--- START WORKING DATA ---

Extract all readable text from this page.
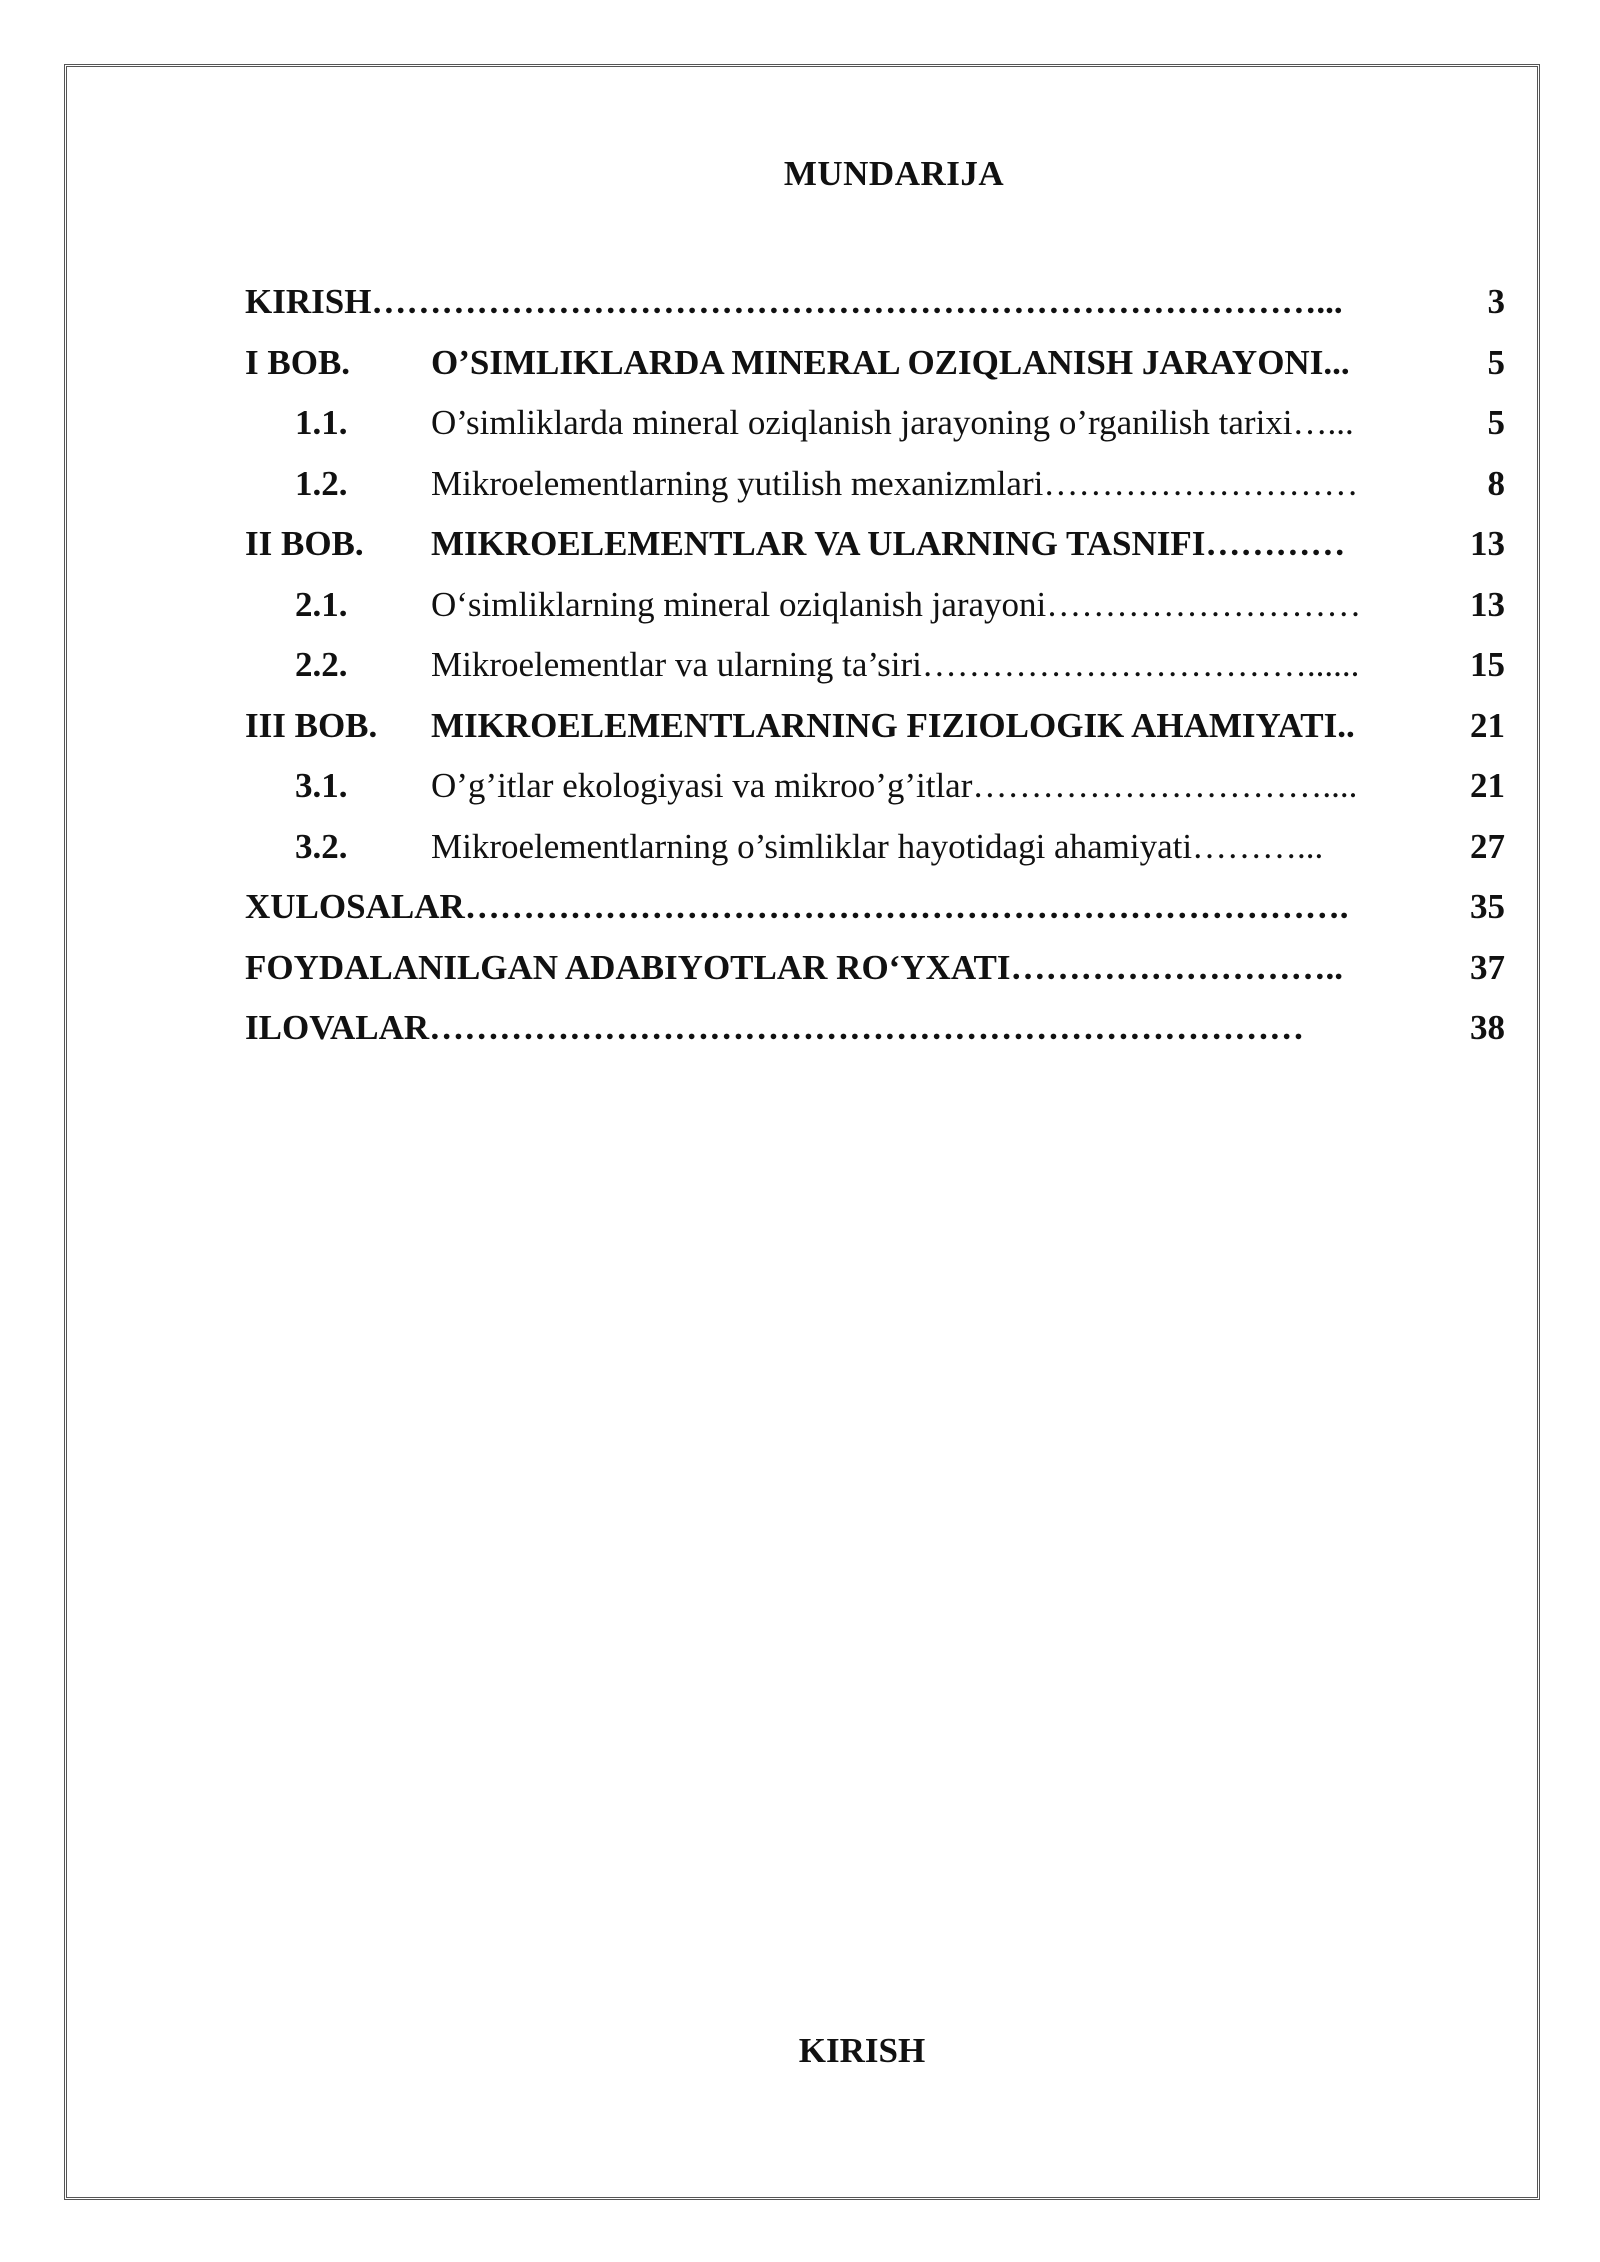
MUNDARIJA
KIRISH………………………………………………………………………...	3
I BOB. O’SIMLIKLARDA MINERAL OZIQLANISH JARAYONI...	5
1.1. O’simliklarda mineral oziqlanish jarayoning o’rganilish tarixi…...	5
1.2. Mikroelementlarning yutilish mexanizmlari………………………	8
II BOB. MIKROELEMENTLAR VA ULARNING TASNIFI…………	13
2.1. O‘simliklarning mineral oziqlanish jarayoni………………………	13
2.2. Mikroelementlar va ularning ta’siri……………………………......	15
III BOB. MIKROELEMENTLARNING FIZIOLOGIK AHAMIYATI..	21
3.1. O’g’itlar ekologiyasi va mikroo’g’itlar…………………………....	21
3.2. Mikroelementlarning o’simliklar hayotidagi ahamiyati………...	27
XULOSALAR………………………………………………………………….	35
FOYDALANILGAN ADABIYOTLAR RO‘YXATI………………………..	37
ILOVALAR…………………………………………………………………	38
KIRISH
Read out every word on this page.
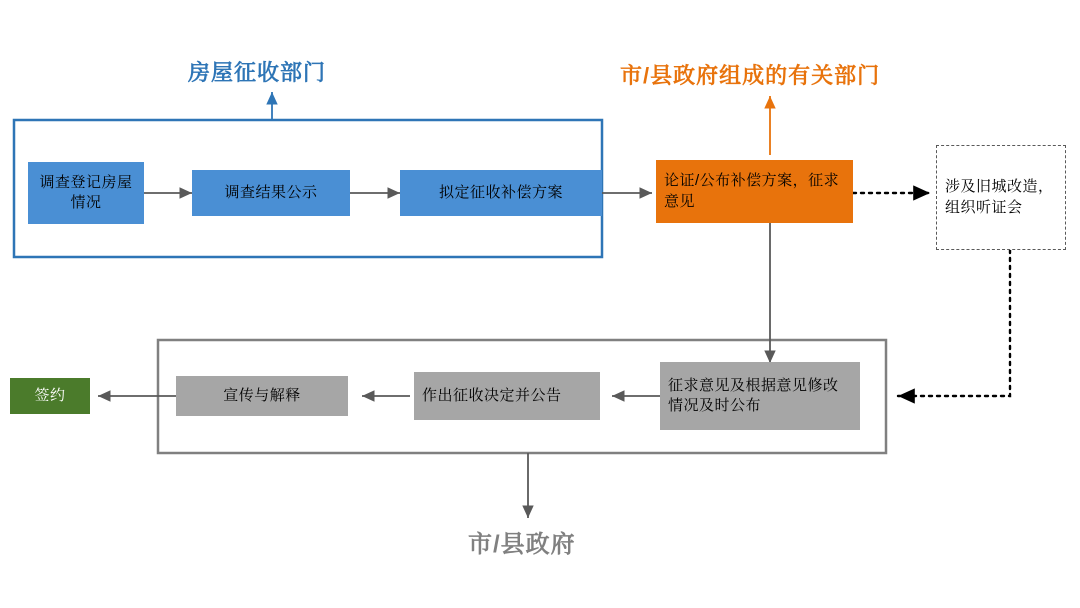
房屋征收部门	市/县政府组成的有关部门
市/县政府
调查登记房屋情况
调查结果公示	拟定征收补偿方案
论证/公布补偿方案，征求意见
涉及旧城改造，组织听证会
征求意见及根据意见修改情况及时公布
作出征收决定并公告
宣传与解释
签约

--- END WORKING DATA ---

STATED TASK => Reproduce the full listing above verbatim, with no pictures included.

EXERCISE ANSWER =>
Extract all readable text from this page.
MUNDARIJA
KIRISH………………………………………………………………………...	3
I BOB. O’SIMLIKLARDA MINERAL OZIQLANISH JARAYONI...	5
1.1. O’simliklarda mineral oziqlanish jarayoning o’rganilish tarixi…...	5
1.2. Mikroelementlarning yutilish mexanizmlari………………………	8
II BOB. MIKROELEMENTLAR VA ULARNING TASNIFI…………	13
2.1. O‘simliklarning mineral oziqlanish jarayoni………………………	13
2.2. Mikroelementlar va ularning ta’siri……………………………......	15
III BOB. MIKROELEMENTLARNING FIZIOLOGIK AHAMIYATI..	21
3.1. O’g’itlar ekologiyasi va mikroo’g’itlar…………………………....	21
3.2. Mikroelementlarning o’simliklar hayotidagi ahamiyati………...	27
XULOSALAR………………………………………………………………….	35
FOYDALANILGAN ADABIYOTLAR RO‘YXATI………………………..	37
ILOVALAR…………………………………………………………………	38
KIRISH
Read out every word on this page.
房屋征收部门	市/县政府组成的有关部门
市/县政府
调查登记房屋情况
调查结果公示	拟定征收补偿方案
论证/公布补偿方案，征求意见
涉及旧城改造，组织听证会
征求意见及根据意见修改情况及时公布
作出征收决定并公告
宣传与解释
签约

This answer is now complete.